- Directive:
Identify every line in the records below that contains the word "caso", and copy each of those lines.

- Data entries:
────────────────
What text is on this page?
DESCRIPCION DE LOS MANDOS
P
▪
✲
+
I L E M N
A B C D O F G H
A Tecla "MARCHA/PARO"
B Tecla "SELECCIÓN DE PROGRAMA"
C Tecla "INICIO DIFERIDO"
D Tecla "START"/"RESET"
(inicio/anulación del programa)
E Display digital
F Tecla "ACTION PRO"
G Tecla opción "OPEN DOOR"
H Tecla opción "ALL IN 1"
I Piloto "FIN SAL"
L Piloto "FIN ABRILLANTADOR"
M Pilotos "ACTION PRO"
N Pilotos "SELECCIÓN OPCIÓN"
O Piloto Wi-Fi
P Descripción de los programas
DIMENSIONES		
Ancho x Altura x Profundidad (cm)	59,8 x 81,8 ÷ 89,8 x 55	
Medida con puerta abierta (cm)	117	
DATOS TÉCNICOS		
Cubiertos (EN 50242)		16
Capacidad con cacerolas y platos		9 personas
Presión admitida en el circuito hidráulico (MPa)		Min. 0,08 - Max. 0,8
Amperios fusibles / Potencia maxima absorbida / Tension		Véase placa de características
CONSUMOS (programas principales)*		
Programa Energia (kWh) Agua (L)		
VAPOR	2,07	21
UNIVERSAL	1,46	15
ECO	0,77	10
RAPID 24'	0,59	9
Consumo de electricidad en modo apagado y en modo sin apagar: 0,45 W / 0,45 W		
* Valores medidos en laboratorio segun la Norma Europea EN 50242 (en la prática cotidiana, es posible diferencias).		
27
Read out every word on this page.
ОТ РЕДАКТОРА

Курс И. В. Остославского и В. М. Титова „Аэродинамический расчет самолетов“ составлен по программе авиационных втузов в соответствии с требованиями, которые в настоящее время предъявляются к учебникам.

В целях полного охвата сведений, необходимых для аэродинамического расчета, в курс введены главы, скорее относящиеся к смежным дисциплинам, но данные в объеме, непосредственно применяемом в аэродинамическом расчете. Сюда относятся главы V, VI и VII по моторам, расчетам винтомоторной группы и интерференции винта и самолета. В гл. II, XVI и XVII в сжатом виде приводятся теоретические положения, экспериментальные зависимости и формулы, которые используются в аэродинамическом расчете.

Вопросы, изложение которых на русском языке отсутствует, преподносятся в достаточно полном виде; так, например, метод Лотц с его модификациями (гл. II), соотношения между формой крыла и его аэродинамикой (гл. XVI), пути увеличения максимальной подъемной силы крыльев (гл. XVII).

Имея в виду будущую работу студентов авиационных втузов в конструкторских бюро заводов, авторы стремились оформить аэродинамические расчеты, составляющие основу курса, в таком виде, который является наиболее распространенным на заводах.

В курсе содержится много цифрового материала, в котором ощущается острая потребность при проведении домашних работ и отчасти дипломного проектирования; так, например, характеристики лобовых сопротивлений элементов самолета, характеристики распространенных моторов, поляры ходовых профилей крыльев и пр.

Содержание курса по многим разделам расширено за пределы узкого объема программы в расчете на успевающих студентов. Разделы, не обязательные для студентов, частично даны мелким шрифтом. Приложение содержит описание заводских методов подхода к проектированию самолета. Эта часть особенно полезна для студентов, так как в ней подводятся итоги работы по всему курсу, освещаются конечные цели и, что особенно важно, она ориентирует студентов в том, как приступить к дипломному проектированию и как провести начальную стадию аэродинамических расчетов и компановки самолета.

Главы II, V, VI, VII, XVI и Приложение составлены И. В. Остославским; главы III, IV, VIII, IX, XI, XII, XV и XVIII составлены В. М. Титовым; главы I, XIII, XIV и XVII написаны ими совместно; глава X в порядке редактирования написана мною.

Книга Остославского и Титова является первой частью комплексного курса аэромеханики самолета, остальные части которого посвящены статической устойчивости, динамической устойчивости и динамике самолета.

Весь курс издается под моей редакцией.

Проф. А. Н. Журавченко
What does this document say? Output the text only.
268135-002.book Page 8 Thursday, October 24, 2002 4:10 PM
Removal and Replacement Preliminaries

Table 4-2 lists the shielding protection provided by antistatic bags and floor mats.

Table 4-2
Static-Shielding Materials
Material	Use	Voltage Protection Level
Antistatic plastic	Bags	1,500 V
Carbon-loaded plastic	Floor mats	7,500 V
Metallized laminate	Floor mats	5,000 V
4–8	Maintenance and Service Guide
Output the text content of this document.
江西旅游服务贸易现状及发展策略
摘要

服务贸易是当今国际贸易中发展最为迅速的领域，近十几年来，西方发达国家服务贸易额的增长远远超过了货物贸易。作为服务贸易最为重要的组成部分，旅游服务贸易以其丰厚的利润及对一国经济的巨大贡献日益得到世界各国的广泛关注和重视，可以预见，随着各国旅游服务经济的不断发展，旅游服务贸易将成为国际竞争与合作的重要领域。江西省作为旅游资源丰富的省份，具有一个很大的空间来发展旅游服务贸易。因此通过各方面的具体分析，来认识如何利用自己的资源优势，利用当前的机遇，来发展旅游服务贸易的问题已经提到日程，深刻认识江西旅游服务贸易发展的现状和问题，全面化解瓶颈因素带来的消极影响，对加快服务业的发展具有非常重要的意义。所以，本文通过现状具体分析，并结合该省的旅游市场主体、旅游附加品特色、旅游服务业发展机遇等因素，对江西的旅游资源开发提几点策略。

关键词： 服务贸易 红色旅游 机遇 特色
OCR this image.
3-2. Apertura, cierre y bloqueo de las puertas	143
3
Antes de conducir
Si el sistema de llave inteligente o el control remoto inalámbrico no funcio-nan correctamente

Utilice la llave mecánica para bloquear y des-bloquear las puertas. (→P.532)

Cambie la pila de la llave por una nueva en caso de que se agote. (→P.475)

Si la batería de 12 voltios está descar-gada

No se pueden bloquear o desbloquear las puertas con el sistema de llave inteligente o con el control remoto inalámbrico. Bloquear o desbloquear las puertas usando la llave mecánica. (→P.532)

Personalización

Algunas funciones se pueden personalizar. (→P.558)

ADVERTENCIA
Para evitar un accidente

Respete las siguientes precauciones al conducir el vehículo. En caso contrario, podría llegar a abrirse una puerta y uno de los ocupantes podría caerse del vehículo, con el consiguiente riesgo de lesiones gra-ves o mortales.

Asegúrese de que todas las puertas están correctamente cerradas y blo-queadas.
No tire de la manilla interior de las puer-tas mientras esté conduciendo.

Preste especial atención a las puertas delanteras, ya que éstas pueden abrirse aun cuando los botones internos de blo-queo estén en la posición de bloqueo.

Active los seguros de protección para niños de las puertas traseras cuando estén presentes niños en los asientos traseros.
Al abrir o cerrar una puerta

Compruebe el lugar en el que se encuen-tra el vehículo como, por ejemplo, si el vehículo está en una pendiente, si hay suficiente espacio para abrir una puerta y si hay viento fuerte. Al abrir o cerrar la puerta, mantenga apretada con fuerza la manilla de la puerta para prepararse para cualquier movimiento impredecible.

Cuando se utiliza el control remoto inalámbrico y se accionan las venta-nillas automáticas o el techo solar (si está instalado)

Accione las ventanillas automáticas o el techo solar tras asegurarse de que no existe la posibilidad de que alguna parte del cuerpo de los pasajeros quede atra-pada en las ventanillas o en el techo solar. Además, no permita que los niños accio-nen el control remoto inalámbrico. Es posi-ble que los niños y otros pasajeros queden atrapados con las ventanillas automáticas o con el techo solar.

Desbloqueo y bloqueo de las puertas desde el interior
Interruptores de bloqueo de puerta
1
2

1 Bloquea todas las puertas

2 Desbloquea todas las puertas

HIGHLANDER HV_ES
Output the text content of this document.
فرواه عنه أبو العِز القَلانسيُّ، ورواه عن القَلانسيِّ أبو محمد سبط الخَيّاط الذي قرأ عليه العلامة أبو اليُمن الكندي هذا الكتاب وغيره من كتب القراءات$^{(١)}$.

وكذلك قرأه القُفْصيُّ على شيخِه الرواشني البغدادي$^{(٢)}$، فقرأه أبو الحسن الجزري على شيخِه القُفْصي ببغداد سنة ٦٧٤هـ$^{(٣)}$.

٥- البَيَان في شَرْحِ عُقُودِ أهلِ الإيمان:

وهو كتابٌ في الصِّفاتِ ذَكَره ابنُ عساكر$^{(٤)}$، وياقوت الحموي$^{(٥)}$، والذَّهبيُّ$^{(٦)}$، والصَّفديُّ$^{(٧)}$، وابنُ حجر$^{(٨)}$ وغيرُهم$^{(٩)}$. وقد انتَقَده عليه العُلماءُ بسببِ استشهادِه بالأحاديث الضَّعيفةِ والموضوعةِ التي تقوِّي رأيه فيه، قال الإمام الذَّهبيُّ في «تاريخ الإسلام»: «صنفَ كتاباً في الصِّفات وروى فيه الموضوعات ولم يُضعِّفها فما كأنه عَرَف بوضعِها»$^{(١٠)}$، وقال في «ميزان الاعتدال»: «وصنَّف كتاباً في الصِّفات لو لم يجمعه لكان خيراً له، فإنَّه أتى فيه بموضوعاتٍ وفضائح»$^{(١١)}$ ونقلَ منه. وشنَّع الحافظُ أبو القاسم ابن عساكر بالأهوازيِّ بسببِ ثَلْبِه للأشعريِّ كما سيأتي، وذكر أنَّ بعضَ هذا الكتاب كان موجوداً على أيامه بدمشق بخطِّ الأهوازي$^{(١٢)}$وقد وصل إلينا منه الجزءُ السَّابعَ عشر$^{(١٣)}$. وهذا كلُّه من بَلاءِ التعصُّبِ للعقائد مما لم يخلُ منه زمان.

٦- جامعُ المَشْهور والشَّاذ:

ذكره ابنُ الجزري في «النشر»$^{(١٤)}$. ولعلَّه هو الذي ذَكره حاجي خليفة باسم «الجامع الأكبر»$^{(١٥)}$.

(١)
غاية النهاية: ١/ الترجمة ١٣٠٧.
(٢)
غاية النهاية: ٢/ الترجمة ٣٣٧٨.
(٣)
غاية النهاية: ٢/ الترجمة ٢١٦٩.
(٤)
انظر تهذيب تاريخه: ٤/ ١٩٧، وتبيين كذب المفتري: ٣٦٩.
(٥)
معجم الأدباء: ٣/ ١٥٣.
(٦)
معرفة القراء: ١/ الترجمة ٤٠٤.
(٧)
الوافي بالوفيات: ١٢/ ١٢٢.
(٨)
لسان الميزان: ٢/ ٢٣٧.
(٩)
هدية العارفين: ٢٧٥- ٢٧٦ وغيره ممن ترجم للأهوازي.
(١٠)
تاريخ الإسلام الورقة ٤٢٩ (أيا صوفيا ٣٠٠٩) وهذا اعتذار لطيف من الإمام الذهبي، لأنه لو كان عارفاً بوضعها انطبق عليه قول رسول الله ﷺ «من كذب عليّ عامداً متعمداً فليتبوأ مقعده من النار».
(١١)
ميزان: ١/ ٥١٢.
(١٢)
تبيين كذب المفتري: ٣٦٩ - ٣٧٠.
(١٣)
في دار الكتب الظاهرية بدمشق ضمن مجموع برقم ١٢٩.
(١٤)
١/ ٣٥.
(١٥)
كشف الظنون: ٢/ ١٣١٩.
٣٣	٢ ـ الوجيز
────────────────
- In response:
Cambie la pila de la llave por una nueva en caso de que se agote. (→P.475)
Respete las siguientes precauciones al conducir el vehículo. En caso contrario, podría llegar a abrirse una puerta y uno de los ocupantes podría caerse del vehículo, con el consiguiente riesgo de lesiones gra-ves o mortales.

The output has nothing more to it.